Сократите абзац отрывка, который начинается словами «До 1939 года эти земли», и сохраните его основные факты.
----- ОТРЫВОК -----
До 1939 года эти земли входили в состав так называемых «усходніх крэсаў» Польши. После польского похода Красной армии новая государственная граница в 1939 году ушла за Белосток. Казак Денисенко в январе 1940 года был призван в армию рядовым кавалеристом в 6-й Кубано-Терскую казачью дивизию (КТКД) в г. Ломжа.

После массированной бомбёжки 22 июня во второй половине дня немцы вошли в Ломжу. К вечеру бойцы Красной Армии, неся огромные потери, отступили из города.

«В 1941 г. после вероломного злодейского нападения немецких фашистов на нашу Родину, будучи рядовым солдатом кадровых войск 6-й КТКД, при защите Родины я был ранен. Пробирался по тылам противника к линии фронта. На 17 сутки войны был задержан немцами и конвоирован в концлагерь вблизи Минска Масюковщина. Из Минска конвоировали в Дзержинск, а после в г. Столбцы д. Н. Свержень на лесозавод. В указанной деревне за меня поручился крестьянин Тумиковский Игнатий Владимирович, у которого я проживал под надзором немцев и полиции. После выздоровления от ран в мае 1942 г. с организованной группой пленных бежали. Держали связь через партизан Андрея Саатевича и Качановича. В лесу Берштаны организовали партизанский отряд, я был в должности командира разведки…»

Своих не продаю…

В другой тетрадке Денисенко более подробно рассказывает, как в лагере его вербовало гестапо: «…Подошла очередь за мной, я был очень худой, да и вообще вид мой не внушал доверия быть полезным солдатом для немецкой армии. Подойдя к столу, немец толкнул меня в плечо, указал мне идти туда, где стояли выбракованные, и душа моя отделалась лёгким переполохом…»

Тех, кто согласился служить немцам, переписали, построили в колонну и  увели под командованием немца. «На второй день были все одеты в немецкую солдатскую форму… Спустя пару дней уже с оружием несли службу по охране лесзавода, доставляли еврейскую колонну на работу. Мои сослуживцы часто при встречах уговаривали меня идти служить к немцам, обещая посодействовать, на что я согласия не давал, мотивируя плохим здоровьем, ранение долго не заживало…»
----- ИСХОДНЫЕ ДАННЫЕ -----
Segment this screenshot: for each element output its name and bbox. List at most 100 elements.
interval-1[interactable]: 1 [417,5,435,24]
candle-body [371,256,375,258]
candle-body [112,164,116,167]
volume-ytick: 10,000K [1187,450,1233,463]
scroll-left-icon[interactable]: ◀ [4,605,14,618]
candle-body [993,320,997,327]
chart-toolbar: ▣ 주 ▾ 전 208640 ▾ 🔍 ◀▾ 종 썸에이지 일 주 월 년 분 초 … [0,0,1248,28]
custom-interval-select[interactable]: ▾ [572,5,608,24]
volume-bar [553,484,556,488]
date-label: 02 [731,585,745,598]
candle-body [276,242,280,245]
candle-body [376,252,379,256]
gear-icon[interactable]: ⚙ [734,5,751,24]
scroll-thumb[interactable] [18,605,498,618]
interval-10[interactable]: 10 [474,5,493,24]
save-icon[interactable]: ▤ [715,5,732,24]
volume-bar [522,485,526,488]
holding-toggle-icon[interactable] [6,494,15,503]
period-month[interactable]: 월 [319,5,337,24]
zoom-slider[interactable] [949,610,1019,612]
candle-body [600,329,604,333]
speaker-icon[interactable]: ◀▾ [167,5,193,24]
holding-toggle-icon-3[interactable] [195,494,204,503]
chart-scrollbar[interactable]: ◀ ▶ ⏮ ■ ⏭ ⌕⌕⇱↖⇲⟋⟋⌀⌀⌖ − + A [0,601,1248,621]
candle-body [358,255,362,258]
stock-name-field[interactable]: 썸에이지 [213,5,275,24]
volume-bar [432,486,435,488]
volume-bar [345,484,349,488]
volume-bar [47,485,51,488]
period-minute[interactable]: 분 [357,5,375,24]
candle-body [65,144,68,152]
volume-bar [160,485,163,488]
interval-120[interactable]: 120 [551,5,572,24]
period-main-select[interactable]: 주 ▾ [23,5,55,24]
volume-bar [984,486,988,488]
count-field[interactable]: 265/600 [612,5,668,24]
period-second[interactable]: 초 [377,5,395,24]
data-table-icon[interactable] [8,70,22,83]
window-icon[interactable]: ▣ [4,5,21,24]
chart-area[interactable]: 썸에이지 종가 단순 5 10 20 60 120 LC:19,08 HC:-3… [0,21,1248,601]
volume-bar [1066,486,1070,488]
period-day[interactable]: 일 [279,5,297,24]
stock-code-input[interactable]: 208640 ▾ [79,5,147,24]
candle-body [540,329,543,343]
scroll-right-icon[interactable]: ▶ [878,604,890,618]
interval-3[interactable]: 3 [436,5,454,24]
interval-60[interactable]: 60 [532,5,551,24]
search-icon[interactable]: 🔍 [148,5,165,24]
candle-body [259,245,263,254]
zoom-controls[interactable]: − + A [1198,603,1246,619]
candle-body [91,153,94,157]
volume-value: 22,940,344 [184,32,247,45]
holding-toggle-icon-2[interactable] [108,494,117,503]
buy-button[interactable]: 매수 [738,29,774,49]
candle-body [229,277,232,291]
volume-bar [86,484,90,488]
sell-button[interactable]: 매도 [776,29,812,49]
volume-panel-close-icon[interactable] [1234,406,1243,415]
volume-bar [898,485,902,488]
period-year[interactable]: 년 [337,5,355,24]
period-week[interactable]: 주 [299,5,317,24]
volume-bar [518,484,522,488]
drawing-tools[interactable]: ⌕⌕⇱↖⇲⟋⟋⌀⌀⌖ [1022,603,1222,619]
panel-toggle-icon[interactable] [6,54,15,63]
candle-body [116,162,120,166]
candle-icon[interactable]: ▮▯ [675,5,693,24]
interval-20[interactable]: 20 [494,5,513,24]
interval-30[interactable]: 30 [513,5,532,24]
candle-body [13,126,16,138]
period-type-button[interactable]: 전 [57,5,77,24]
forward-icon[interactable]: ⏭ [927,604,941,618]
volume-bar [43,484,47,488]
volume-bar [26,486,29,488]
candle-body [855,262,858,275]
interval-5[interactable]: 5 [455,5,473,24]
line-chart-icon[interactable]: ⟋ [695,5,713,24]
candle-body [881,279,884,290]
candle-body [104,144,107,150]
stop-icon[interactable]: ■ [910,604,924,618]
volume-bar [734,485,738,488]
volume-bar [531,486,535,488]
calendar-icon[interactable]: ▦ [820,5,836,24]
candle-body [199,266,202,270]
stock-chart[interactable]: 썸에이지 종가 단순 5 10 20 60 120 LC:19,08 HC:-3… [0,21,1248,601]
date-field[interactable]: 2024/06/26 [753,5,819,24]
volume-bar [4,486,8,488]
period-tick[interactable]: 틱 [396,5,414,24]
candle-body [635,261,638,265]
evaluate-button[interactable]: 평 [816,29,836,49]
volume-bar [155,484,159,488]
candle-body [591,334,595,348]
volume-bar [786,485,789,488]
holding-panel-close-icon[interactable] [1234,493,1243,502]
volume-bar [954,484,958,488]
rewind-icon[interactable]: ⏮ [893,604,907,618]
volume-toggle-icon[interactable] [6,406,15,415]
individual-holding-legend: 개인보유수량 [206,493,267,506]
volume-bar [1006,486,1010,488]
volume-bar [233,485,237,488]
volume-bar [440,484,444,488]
-----
• ОТВЕТ: До 1939 года эти земли входили в состав так называемых «усходніх крэсаў» Польши. После польского похода Красной армии в 1939 году граница ушла за Белосток. В январе 1940 года казака Денисенко призвали рядовым кавалеристом в 6-ю Кубано-Терскую казачью дивизию в Ломже.